* begin Items *

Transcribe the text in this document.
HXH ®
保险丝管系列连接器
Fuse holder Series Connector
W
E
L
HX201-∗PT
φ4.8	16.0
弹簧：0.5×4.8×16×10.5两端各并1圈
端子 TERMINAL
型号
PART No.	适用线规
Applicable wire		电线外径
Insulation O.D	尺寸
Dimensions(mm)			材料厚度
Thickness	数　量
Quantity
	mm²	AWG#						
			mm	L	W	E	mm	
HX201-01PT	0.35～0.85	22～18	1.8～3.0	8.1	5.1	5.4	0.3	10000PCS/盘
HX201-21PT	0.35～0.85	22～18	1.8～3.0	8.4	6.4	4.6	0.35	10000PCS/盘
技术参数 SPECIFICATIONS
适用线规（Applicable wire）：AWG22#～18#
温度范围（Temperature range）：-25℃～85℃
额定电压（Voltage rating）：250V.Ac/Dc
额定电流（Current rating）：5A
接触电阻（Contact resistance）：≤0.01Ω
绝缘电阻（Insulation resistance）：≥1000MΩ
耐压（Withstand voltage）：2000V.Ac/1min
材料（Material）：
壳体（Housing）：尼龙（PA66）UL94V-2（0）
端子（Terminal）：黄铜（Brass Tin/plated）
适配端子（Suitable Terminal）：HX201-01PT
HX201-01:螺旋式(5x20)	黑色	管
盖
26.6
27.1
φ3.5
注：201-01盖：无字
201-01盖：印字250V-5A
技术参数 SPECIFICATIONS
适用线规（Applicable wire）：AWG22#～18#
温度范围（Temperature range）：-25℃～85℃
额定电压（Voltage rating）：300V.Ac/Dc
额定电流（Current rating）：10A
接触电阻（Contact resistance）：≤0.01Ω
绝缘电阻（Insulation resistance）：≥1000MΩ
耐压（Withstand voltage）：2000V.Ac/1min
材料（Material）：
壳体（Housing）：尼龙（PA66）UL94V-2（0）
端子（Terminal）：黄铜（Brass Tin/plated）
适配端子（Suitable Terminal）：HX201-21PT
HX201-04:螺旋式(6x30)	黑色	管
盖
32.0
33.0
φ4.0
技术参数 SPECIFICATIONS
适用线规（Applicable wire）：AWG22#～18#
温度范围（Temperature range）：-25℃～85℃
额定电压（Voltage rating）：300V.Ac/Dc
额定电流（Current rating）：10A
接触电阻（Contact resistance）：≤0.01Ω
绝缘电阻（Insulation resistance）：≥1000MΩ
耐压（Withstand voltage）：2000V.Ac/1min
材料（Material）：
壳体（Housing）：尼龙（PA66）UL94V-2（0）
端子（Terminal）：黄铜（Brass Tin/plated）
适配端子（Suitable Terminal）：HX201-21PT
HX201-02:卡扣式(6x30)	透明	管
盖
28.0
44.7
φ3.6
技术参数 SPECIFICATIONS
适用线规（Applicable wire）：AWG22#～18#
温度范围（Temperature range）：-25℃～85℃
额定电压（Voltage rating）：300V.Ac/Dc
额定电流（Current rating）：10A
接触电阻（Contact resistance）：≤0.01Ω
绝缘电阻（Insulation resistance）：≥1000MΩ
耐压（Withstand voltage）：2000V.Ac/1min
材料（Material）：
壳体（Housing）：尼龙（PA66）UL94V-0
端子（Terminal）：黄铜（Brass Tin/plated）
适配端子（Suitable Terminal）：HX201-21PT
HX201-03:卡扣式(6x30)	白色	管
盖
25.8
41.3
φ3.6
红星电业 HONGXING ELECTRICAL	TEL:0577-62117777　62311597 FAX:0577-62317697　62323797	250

* end Items *

# Directions for this task
Using the exact wording, write out all of the records.

# Correct result
Transcribe the text in this document.
HXH ®
保险丝管系列连接器
Fuse holder Series Connector
W
E
L
HX201-∗PT
φ4.8	16.0
弹簧：0.5×4.8×16×10.5两端各并1圈
端子 TERMINAL
型号
PART No.	适用线规
Applicable wire		电线外径
Insulation O.D	尺寸
Dimensions(mm)			材料厚度
Thickness	数　量
Quantity
	mm²	AWG#						
			mm	L	W	E	mm	
HX201-01PT	0.35～0.85	22～18	1.8～3.0	8.1	5.1	5.4	0.3	10000PCS/盘
HX201-21PT	0.35～0.85	22～18	1.8～3.0	8.4	6.4	4.6	0.35	10000PCS/盘
技术参数 SPECIFICATIONS
适用线规（Applicable wire）：AWG22#～18#
温度范围（Temperature range）：-25℃～85℃
额定电压（Voltage rating）：250V.Ac/Dc
额定电流（Current rating）：5A
接触电阻（Contact resistance）：≤0.01Ω
绝缘电阻（Insulation resistance）：≥1000MΩ
耐压（Withstand voltage）：2000V.Ac/1min
材料（Material）：
壳体（Housing）：尼龙（PA66）UL94V-2（0）
端子（Terminal）：黄铜（Brass Tin/plated）
适配端子（Suitable Terminal）：HX201-01PT
HX201-01:螺旋式(5x20)	黑色	管
盖
26.6
27.1
φ3.5
注：201-01盖：无字
201-01盖：印字250V-5A
技术参数 SPECIFICATIONS
适用线规（Applicable wire）：AWG22#～18#
温度范围（Temperature range）：-25℃～85℃
额定电压（Voltage rating）：300V.Ac/Dc
额定电流（Current rating）：10A
接触电阻（Contact resistance）：≤0.01Ω
绝缘电阻（Insulation resistance）：≥1000MΩ
耐压（Withstand voltage）：2000V.Ac/1min
材料（Material）：
壳体（Housing）：尼龙（PA66）UL94V-2（0）
端子（Terminal）：黄铜（Brass Tin/plated）
适配端子（Suitable Terminal）：HX201-21PT
HX201-04:螺旋式(6x30)	黑色	管
盖
32.0
33.0
φ4.0
技术参数 SPECIFICATIONS
适用线规（Applicable wire）：AWG22#～18#
温度范围（Temperature range）：-25℃～85℃
额定电压（Voltage rating）：300V.Ac/Dc
额定电流（Current rating）：10A
接触电阻（Contact resistance）：≤0.01Ω
绝缘电阻（Insulation resistance）：≥1000MΩ
耐压（Withstand voltage）：2000V.Ac/1min
材料（Material）：
壳体（Housing）：尼龙（PA66）UL94V-2（0）
端子（Terminal）：黄铜（Brass Tin/plated）
适配端子（Suitable Terminal）：HX201-21PT
HX201-02:卡扣式(6x30)	透明	管
盖
28.0
44.7
φ3.6
技术参数 SPECIFICATIONS
适用线规（Applicable wire）：AWG22#～18#
温度范围（Temperature range）：-25℃～85℃
额定电压（Voltage rating）：300V.Ac/Dc
额定电流（Current rating）：10A
接触电阻（Contact resistance）：≤0.01Ω
绝缘电阻（Insulation resistance）：≥1000MΩ
耐压（Withstand voltage）：2000V.Ac/1min
材料（Material）：
壳体（Housing）：尼龙（PA66）UL94V-0
端子（Terminal）：黄铜（Brass Tin/plated）
适配端子（Suitable Terminal）：HX201-21PT
HX201-03:卡扣式(6x30)	白色	管
盖
25.8
41.3
φ3.6
红星电业 HONGXING ELECTRICAL	TEL:0577-62117777　62311597 FAX:0577-62317697　62323797	250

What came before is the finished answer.